» **Set exercise**
Look for the word "icon" in each line and report the count of matching lines, with nothing added.

» **Exercise material**
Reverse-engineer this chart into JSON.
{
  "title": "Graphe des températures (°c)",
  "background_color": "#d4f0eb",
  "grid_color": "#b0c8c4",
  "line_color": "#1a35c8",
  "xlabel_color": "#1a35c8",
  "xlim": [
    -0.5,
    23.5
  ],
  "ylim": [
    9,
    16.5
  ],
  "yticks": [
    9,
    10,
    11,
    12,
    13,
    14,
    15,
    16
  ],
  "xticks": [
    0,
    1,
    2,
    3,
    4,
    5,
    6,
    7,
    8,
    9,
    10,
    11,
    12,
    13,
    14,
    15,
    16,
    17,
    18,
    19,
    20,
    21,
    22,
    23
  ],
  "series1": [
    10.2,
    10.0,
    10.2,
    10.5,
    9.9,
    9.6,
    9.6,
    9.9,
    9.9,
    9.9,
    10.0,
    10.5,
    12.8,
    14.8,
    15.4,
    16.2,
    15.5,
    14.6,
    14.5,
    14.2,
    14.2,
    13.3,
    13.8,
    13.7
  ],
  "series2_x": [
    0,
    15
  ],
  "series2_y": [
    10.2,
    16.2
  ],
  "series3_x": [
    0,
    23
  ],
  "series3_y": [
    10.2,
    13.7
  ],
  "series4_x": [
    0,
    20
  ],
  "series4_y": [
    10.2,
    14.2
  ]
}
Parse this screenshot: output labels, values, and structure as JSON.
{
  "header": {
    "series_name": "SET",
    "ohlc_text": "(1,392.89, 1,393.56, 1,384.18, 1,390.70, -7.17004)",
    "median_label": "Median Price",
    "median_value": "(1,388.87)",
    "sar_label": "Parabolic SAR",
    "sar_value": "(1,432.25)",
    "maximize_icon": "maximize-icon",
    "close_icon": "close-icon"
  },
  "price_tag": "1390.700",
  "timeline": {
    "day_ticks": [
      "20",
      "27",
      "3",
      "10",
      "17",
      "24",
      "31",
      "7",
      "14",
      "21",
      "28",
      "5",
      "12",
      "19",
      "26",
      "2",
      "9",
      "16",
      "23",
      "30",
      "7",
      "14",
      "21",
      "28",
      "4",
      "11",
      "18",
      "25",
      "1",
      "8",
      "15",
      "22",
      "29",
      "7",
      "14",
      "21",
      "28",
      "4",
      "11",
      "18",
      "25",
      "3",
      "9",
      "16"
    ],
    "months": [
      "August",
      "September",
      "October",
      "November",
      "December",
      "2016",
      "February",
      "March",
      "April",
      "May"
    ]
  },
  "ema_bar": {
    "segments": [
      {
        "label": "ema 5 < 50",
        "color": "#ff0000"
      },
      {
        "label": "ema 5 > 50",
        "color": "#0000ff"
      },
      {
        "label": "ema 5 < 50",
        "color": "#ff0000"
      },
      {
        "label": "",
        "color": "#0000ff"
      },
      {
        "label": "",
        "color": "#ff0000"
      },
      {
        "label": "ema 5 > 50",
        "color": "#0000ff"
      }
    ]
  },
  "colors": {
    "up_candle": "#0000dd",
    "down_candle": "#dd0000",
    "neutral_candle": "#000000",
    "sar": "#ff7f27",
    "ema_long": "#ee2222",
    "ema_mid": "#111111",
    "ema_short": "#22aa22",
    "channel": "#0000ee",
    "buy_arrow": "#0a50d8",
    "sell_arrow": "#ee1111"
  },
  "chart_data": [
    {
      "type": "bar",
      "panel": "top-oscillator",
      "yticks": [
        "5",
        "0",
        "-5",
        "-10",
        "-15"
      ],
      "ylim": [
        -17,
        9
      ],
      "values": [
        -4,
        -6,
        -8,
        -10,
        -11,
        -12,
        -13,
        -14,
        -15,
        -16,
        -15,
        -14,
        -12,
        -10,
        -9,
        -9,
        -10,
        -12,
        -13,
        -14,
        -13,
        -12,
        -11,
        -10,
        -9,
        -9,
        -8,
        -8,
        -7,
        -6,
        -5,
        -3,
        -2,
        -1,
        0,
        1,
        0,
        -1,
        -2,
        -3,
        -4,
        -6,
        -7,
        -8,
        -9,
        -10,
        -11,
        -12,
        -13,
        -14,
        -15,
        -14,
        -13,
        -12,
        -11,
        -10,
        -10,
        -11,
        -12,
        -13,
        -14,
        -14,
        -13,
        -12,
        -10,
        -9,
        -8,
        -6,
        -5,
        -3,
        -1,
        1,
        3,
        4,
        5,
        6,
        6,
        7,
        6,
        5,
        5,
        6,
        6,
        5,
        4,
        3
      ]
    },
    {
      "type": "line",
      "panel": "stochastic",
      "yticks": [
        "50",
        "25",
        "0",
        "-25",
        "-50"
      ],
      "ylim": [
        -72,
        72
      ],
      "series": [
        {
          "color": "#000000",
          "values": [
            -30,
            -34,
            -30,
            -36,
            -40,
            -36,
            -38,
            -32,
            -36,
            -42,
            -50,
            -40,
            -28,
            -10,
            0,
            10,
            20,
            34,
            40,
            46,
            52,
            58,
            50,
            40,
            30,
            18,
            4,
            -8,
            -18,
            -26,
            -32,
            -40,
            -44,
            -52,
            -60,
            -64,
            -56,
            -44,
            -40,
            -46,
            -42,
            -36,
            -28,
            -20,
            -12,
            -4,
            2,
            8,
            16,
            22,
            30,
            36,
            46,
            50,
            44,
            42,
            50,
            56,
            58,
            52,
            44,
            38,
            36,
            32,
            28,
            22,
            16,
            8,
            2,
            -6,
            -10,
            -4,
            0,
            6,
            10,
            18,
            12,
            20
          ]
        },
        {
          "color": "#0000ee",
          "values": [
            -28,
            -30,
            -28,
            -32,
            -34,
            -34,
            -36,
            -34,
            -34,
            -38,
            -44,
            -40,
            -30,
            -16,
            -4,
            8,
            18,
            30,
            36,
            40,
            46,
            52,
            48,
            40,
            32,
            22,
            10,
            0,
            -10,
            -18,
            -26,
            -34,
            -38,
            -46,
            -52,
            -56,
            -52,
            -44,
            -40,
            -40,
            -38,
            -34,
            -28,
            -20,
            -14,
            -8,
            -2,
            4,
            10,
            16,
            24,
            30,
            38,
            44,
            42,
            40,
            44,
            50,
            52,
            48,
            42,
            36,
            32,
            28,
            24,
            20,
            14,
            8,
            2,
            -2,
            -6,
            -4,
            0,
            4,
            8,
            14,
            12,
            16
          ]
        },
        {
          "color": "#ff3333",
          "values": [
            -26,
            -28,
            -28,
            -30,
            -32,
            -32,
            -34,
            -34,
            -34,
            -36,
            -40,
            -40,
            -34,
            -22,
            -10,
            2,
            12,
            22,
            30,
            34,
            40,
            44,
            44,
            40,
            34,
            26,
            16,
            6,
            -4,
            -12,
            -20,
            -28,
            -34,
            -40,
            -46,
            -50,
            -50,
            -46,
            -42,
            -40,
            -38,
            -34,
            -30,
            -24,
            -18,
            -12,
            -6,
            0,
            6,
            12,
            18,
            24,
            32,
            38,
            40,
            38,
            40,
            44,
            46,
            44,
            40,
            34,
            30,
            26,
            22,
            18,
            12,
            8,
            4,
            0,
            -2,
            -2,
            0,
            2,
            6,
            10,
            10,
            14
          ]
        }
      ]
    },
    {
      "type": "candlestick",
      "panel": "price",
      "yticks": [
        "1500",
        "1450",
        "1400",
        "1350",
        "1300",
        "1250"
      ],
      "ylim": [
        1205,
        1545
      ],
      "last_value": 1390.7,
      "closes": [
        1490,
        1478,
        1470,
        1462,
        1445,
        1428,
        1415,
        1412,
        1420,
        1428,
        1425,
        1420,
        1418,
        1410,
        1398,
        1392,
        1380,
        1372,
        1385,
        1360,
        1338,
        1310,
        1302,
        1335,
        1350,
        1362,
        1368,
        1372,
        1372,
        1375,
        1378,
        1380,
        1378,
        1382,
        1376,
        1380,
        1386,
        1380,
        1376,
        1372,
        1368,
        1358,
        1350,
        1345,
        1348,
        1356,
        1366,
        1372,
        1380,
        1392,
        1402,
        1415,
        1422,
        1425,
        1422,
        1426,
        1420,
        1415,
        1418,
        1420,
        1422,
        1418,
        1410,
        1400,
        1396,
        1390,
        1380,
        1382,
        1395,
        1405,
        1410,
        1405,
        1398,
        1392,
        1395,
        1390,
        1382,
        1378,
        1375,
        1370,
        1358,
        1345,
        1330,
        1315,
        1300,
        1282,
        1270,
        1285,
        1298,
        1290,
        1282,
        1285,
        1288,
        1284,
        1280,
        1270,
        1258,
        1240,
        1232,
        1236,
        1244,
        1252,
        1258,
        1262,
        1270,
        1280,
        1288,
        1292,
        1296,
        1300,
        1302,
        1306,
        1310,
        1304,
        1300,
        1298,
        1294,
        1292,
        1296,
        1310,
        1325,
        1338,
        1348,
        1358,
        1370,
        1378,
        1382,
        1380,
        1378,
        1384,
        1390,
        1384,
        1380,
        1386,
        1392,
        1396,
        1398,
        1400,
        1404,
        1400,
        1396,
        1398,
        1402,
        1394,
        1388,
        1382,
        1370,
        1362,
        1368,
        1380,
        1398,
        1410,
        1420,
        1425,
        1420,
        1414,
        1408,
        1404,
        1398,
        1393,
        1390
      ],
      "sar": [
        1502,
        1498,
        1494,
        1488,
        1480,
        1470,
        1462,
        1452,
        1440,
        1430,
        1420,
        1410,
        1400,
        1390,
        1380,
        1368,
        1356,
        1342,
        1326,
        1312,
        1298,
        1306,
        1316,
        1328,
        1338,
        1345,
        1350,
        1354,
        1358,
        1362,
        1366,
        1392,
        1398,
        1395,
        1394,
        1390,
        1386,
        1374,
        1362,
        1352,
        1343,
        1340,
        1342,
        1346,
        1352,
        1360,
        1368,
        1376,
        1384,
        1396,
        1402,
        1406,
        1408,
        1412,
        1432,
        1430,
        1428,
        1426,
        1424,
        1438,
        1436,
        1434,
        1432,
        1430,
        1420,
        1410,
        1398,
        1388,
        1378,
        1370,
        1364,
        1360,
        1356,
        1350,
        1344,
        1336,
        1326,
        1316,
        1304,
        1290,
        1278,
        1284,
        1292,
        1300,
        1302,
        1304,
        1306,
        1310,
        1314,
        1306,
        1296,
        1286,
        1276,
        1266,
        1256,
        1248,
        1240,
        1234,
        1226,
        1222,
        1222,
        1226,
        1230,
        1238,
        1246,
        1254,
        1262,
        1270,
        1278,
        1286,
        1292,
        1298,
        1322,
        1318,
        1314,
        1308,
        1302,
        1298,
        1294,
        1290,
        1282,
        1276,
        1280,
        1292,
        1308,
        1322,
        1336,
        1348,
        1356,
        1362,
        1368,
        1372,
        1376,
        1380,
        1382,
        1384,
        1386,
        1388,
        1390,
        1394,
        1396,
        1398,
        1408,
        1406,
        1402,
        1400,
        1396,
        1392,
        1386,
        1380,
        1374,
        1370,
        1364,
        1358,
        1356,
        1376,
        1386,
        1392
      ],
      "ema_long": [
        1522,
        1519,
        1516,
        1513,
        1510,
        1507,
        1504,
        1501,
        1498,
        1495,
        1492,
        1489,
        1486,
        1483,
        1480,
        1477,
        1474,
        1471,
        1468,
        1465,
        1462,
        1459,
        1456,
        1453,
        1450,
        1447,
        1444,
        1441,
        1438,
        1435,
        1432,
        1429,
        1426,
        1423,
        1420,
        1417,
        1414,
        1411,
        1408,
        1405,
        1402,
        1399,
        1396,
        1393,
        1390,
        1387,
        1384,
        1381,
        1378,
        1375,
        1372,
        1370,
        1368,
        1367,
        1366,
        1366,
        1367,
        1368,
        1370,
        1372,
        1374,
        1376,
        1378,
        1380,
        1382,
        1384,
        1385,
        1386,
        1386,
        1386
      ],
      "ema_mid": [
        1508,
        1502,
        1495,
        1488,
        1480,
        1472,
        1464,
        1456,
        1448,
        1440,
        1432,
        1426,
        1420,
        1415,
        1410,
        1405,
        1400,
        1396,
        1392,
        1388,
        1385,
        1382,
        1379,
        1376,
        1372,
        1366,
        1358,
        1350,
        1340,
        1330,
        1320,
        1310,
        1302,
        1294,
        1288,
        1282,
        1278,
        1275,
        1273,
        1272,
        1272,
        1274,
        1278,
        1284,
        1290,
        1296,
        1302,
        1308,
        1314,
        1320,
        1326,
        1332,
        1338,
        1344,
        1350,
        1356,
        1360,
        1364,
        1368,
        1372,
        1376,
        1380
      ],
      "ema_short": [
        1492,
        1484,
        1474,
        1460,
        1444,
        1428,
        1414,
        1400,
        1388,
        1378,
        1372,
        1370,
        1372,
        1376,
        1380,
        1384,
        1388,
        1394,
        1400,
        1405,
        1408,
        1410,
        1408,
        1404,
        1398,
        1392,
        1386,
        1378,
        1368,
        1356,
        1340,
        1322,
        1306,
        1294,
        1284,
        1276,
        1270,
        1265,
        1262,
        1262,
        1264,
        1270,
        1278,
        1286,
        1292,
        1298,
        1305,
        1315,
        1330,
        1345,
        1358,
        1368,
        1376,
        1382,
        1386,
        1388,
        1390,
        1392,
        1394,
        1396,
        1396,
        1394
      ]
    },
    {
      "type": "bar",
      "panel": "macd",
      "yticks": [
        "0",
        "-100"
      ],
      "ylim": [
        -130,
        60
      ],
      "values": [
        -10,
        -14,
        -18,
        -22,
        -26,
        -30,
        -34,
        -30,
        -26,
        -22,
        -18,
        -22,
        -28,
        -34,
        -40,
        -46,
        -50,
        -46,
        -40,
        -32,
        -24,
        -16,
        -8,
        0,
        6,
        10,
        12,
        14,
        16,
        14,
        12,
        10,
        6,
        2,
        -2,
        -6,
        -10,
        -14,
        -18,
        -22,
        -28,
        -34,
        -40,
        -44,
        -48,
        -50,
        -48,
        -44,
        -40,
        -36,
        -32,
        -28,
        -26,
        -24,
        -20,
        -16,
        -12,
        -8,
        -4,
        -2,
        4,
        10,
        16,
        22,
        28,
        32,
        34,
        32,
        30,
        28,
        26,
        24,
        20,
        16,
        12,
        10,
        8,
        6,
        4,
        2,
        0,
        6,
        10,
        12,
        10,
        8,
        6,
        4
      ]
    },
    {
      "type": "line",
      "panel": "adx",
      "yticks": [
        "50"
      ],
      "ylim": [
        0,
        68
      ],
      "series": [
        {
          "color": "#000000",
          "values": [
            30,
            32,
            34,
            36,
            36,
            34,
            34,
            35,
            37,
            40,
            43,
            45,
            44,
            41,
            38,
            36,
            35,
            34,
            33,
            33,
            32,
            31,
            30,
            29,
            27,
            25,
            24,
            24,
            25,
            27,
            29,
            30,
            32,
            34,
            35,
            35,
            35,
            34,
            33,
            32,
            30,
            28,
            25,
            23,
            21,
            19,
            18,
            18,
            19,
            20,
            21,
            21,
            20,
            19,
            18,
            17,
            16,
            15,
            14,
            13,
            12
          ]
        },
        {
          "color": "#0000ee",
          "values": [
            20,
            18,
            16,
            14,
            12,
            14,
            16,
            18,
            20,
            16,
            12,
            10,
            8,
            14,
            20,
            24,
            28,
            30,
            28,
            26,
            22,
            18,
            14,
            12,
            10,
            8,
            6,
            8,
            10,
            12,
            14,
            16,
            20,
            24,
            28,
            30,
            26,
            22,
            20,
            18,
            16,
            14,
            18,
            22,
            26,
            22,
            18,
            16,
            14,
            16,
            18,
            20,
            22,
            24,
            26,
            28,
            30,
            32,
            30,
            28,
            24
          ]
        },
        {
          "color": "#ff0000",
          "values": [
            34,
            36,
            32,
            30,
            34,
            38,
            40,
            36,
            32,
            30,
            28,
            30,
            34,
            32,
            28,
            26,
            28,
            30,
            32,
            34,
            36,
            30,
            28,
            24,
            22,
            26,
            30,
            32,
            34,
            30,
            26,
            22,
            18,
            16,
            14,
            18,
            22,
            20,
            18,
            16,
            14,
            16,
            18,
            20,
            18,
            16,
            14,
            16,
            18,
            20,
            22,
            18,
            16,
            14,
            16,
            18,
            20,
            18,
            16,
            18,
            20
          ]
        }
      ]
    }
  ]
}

» **Result**
2